Take every line that has the string "name" and copy it out.

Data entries
★ ★ ★ ★ ★

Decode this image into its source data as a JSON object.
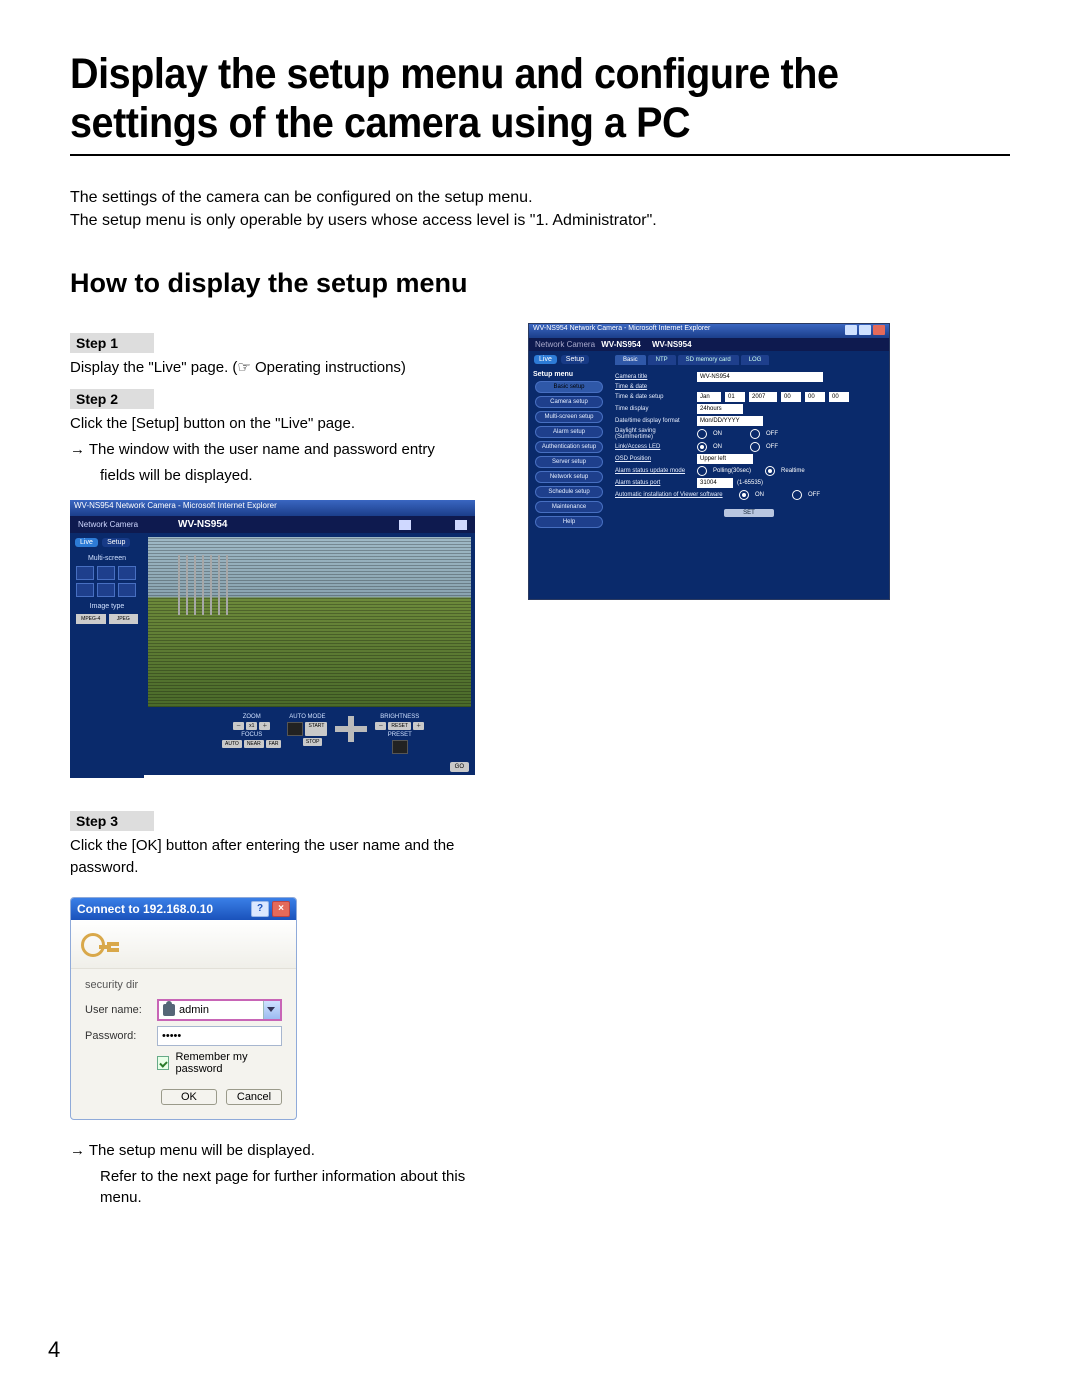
{
  "page_number": "4",
  "title": "Display the setup menu and configure the settings of the camera using a PC",
  "intro": {
    "line1": "The settings of the camera can be configured on the setup menu.",
    "line2": "The setup menu is only operable by users whose access level is \"1. Administrator\"."
  },
  "section_heading": "How to display the setup menu",
  "steps": {
    "s1_label": "Step 1",
    "s1_text": "Display the \"Live\" page. (☞ Operating instructions)",
    "s2_label": "Step 2",
    "s2_text": "Click the [Setup] button on the \"Live\" page.",
    "s2_arrow": "→ The window with the user name and password entry",
    "s2_arrow2": "fields will be displayed.",
    "s3_label": "Step 3",
    "s3_text": "Click the [OK] button after entering the user name and the password.",
    "s3_arrow": "→ The setup menu will be displayed.",
    "s3_arrow2": "Refer to the next page for further information about this menu."
  },
  "live_shot": {
    "titlebar": "WV-NS954 Network Camera - Microsoft Internet Explorer",
    "brand_label": "Network Camera",
    "model": "WV-NS954",
    "tab_live": "Live",
    "tab_setup": "Setup",
    "multi_screen": "Multi-screen",
    "image_type": "Image type",
    "type_mpeg4": "MPEG-4",
    "type_jpeg": "JPEG",
    "zoom": "ZOOM",
    "focus": "FOCUS",
    "auto_mode": "AUTO MODE",
    "brightness": "BRIGHTNESS",
    "start": "START",
    "stop": "STOP",
    "auto": "AUTO",
    "near": "NEAR",
    "far": "FAR",
    "reset": "RESET",
    "preset": "PRESET",
    "x1": "x1",
    "go": "GO"
  },
  "login": {
    "title": "Connect to 192.168.0.10",
    "realm": "security dir",
    "user_label": "User name:",
    "pass_label": "Password:",
    "user_value": "admin",
    "pass_value": "•••••",
    "remember": "Remember my password",
    "ok": "OK",
    "cancel": "Cancel"
  },
  "setup_shot": {
    "titlebar": "WV-NS954 Network Camera - Microsoft Internet Explorer",
    "brand_label": "Network Camera",
    "brand_sub": "WV-NS954",
    "model": "WV-NS954",
    "tab_live": "Live",
    "tab_setup": "Setup",
    "setup_menu_label": "Setup menu",
    "nav": [
      "Basic setup",
      "Camera setup",
      "Multi-screen setup",
      "Alarm setup",
      "Authentication setup",
      "Server setup",
      "Network setup",
      "Schedule setup",
      "Maintenance",
      "Help"
    ],
    "tabs": [
      "Basic",
      "NTP",
      "SD memory card",
      "LOG"
    ],
    "rows": {
      "camera_title": "Camera title",
      "camera_title_val": "WV-NS954",
      "time_date": "Time & date",
      "time_date_setup": "Time & date setup",
      "time_date_val_parts": [
        "Jan",
        "01",
        "2007",
        "00",
        "00",
        "00"
      ],
      "time_display": "Time display",
      "time_display_val": "24hours",
      "date_format": "Date/time display format",
      "date_format_val": "Mon/DD/YYYY",
      "dst": "Daylight saving (Summertime)",
      "on": "ON",
      "off": "OFF",
      "link_led": "Link/Access LED",
      "osd_pos": "OSD Position",
      "osd_pos_val": "Upper left",
      "alarm_mode": "Alarm status update mode",
      "alarm_mode_a": "Polling(30sec)",
      "alarm_mode_b": "Realtime",
      "alarm_port": "Alarm status port",
      "alarm_port_val": "31004",
      "alarm_port_hint": "(1-65535)",
      "auto_install": "Automatic installation of Viewer software",
      "set": "SET"
    }
  }
}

★ ★ ★ ★ ★

» **ANSWER TO THE TASK**:
    "s2_arrow": "→ The window with the user name and password entry",
    "s3_text": "Click the [OK] button after entering the user name and the password.",
    "user_label": "User name:",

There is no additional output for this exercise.